Instructions for the task:
Convert every line of the records below into a numbered list, omitting any blank lines.

--

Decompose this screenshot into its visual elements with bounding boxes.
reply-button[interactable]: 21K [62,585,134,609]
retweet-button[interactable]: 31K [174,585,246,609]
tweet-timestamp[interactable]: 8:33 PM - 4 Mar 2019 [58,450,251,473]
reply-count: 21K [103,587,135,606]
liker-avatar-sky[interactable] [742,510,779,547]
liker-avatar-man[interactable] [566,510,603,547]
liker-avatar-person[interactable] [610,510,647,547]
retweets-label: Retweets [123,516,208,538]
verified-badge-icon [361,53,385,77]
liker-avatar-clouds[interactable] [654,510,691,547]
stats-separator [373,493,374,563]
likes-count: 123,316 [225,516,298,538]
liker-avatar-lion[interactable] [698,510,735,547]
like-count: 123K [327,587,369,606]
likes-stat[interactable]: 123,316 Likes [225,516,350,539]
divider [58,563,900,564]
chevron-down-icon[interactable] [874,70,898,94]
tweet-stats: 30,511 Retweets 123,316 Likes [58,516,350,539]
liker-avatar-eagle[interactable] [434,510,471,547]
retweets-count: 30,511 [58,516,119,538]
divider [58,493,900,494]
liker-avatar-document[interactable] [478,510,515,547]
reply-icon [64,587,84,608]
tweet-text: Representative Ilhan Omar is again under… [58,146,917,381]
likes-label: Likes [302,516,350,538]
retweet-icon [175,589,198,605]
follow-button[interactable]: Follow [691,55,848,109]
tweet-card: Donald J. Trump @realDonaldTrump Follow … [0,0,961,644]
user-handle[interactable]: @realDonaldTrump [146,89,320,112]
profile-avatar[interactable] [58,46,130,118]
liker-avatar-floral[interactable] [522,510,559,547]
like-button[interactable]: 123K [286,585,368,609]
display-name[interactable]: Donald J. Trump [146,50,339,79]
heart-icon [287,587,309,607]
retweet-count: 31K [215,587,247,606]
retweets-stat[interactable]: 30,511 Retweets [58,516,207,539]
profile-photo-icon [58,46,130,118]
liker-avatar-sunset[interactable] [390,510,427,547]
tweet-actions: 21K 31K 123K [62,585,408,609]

--

Result of this exercise:
1. Decompose this screenshot into its visual elements with bounding boxes.
2. reply-button[interactable]: 21K [62,585,134,609]
3. retweet-button[interactable]: 31K [174,585,246,609]
4. tweet-timestamp[interactable]: 8:33 PM - 4 Mar 2019 [58,450,251,473]
5. reply-count: 21K [103,587,135,606]
6. liker-avatar-sky[interactable] [742,510,779,547]
7. liker-avatar-man[interactable] [566,510,603,547]
8. liker-avatar-person[interactable] [610,510,647,547]
9. retweets-label: Retweets [123,516,208,538]
10. verified-badge-icon [361,53,385,77]
11. liker-avatar-clouds[interactable] [654,510,691,547]
12. stats-separator [373,493,374,563]
13. likes-count: 123,316 [225,516,298,538]
14. liker-avatar-lion[interactable] [698,510,735,547]
15. like-count: 123K [327,587,369,606]
16. likes-stat[interactable]: 123,316 Likes [225,516,350,539]
17. divider [58,563,900,564]
18. chevron-down-icon[interactable] [874,70,898,94]
19. tweet-stats: 30,511 Retweets 123,316 Likes [58,516,350,539]
20. liker-avatar-eagle[interactable] [434,510,471,547]
21. retweets-count: 30,511 [58,516,119,538]
22. divider [58,493,900,494]
23. liker-avatar-document[interactable] [478,510,515,547]
24. reply-icon [64,587,84,608]
25. tweet-text: Representative Ilhan Omar is again under… [58,146,917,381]
26. likes-label: Likes [302,516,350,538]
27. retweet-icon [175,589,198,605]
28. follow-button[interactable]: Follow [691,55,848,109]
29. tweet-card: Donald J. Trump @realDonaldTrump Follow … [0,0,961,644]
30. user-handle[interactable]: @realDonaldTrump [146,89,320,112]
31. profile-avatar[interactable] [58,46,130,118]
32. liker-avatar-floral[interactable] [522,510,559,547]
33. like-button[interactable]: 123K [286,585,368,609]
34. display-name[interactable]: Donald J. Trump [146,50,339,79]
35. heart-icon [287,587,309,607]
36. retweet-count: 31K [215,587,247,606]
37. retweets-stat[interactable]: 30,511 Retweets [58,516,207,539]
38. profile-photo-icon [58,46,130,118]
39. liker-avatar-sunset[interactable] [390,510,427,547]
40. tweet-actions: 21K 31K 123K [62,585,408,609]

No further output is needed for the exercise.